Records from a data collection:
━━━━━━

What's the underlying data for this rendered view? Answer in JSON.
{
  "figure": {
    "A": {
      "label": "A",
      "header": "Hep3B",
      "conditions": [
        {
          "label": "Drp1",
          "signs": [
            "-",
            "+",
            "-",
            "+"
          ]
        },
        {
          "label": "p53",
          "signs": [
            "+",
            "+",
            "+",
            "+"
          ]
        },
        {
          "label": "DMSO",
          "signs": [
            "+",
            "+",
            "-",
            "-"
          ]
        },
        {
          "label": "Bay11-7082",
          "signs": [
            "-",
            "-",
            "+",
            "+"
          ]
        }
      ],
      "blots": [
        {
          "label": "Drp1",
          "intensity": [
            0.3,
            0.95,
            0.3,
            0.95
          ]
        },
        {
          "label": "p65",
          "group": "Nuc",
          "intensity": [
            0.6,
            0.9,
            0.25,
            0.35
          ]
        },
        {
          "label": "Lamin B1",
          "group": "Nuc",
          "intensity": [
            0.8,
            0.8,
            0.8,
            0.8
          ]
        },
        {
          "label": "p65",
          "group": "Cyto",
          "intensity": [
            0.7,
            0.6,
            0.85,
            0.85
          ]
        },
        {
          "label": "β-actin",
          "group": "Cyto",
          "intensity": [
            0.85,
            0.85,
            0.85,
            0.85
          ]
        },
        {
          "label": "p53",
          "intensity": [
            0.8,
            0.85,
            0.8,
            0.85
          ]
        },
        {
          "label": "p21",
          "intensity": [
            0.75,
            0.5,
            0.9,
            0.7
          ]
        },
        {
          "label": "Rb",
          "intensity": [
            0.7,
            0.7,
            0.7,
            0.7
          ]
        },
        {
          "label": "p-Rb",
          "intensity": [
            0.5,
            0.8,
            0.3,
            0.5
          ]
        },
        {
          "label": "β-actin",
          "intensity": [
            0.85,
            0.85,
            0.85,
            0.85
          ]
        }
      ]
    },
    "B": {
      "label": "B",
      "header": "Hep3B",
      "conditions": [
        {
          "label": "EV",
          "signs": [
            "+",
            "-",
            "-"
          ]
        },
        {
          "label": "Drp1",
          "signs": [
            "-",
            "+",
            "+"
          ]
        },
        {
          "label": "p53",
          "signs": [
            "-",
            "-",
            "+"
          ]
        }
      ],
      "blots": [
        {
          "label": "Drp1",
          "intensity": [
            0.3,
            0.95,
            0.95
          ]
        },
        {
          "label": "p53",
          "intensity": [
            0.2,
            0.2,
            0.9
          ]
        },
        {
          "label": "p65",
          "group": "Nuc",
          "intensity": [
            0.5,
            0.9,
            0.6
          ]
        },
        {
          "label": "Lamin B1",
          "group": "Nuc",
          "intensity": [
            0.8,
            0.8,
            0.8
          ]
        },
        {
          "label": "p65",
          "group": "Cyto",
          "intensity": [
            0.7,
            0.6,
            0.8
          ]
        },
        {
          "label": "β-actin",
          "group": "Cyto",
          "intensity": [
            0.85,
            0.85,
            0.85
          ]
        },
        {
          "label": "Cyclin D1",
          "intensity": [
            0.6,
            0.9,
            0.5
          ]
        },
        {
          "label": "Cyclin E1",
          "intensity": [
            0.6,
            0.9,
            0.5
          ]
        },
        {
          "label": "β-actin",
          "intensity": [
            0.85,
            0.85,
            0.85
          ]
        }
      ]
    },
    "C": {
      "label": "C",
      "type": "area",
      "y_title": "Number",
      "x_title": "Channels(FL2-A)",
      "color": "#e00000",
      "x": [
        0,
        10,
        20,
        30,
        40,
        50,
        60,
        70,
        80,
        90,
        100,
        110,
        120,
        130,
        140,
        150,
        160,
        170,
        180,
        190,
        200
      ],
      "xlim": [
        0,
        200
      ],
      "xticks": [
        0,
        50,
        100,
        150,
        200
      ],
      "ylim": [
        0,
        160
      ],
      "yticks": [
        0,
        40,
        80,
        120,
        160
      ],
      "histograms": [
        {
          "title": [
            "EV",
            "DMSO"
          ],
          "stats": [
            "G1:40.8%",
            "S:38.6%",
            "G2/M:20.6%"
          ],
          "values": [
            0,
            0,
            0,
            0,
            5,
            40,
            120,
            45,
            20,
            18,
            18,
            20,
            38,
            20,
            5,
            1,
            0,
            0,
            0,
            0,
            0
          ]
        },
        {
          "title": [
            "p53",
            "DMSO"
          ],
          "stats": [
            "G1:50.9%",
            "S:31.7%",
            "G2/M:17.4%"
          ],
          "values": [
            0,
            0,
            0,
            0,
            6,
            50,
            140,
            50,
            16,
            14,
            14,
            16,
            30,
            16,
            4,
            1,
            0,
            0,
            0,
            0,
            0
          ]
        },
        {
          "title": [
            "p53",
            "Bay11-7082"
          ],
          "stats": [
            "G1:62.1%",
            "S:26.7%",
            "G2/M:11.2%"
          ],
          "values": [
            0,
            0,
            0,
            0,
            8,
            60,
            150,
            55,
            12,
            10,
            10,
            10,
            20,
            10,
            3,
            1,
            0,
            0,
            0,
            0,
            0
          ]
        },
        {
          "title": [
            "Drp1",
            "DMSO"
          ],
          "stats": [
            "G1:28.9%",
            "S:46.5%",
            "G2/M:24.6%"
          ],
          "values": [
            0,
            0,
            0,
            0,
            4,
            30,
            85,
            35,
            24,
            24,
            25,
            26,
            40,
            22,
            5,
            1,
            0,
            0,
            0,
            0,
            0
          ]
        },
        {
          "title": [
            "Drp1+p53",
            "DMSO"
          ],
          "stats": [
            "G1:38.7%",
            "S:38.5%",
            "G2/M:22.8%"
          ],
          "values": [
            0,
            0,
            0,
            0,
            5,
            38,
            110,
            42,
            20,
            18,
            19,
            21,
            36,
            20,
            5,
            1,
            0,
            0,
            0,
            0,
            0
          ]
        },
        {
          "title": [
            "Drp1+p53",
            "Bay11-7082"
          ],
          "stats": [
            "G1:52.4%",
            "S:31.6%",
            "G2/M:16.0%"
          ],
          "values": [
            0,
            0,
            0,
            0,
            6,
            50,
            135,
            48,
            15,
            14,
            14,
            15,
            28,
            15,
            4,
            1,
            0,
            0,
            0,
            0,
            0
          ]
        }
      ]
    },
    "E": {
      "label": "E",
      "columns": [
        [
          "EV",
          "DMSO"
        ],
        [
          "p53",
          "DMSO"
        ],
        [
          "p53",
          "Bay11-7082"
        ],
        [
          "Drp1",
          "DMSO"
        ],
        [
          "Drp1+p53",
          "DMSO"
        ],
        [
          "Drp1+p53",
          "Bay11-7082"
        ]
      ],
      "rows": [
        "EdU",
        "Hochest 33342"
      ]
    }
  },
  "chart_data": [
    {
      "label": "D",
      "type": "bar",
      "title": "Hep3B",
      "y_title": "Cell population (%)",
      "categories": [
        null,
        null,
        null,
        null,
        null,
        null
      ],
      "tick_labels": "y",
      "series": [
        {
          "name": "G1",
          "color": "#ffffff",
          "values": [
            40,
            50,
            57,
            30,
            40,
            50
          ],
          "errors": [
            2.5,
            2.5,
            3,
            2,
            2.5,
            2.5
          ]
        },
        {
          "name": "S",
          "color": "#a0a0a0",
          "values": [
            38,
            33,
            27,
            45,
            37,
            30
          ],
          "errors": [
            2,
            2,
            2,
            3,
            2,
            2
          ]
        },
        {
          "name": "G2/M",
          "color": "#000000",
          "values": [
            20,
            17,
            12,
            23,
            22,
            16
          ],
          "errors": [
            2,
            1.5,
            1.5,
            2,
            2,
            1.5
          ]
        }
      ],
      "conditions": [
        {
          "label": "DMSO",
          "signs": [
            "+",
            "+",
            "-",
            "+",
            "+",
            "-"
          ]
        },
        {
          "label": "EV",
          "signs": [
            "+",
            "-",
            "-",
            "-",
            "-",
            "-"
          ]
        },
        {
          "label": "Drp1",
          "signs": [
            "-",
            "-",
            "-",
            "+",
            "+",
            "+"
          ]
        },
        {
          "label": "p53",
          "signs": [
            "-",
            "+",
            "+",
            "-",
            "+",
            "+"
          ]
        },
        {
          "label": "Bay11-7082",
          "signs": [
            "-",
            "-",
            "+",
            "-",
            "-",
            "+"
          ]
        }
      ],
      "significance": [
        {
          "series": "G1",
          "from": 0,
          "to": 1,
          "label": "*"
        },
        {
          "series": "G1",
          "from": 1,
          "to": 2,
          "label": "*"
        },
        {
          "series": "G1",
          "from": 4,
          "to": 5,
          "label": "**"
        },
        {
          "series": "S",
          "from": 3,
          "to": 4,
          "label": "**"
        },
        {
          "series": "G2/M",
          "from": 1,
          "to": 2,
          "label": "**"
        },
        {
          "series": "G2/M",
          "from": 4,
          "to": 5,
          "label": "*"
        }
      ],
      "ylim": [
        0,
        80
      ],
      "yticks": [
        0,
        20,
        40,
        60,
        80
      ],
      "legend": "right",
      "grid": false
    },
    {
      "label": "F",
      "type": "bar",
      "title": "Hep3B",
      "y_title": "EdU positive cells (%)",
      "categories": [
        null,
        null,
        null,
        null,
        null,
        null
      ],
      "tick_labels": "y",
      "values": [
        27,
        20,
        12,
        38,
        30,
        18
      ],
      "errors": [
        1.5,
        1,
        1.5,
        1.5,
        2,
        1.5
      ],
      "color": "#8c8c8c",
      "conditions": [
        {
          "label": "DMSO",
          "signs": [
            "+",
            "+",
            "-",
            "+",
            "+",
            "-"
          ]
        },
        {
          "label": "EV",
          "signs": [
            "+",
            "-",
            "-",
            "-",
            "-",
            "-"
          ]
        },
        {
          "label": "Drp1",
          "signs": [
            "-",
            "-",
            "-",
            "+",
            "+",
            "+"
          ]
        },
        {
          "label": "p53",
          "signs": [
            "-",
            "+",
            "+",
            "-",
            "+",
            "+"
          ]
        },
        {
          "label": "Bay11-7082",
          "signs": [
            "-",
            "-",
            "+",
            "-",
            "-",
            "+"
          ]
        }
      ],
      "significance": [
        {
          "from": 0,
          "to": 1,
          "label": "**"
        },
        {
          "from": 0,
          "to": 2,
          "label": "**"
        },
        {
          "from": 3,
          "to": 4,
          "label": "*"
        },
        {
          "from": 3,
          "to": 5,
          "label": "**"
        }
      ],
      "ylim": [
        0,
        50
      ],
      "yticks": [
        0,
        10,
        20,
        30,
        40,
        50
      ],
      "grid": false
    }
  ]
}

━━━━━━

:: WORK ITEM ::
Show each line in the entries that holds the string "color".

:: EXERCISE RESULT ::
      "color": "#e00000",
          "color": "#ffffff",
          "color": "#a0a0a0",
          "color": "#000000",
      "color": "#8c8c8c",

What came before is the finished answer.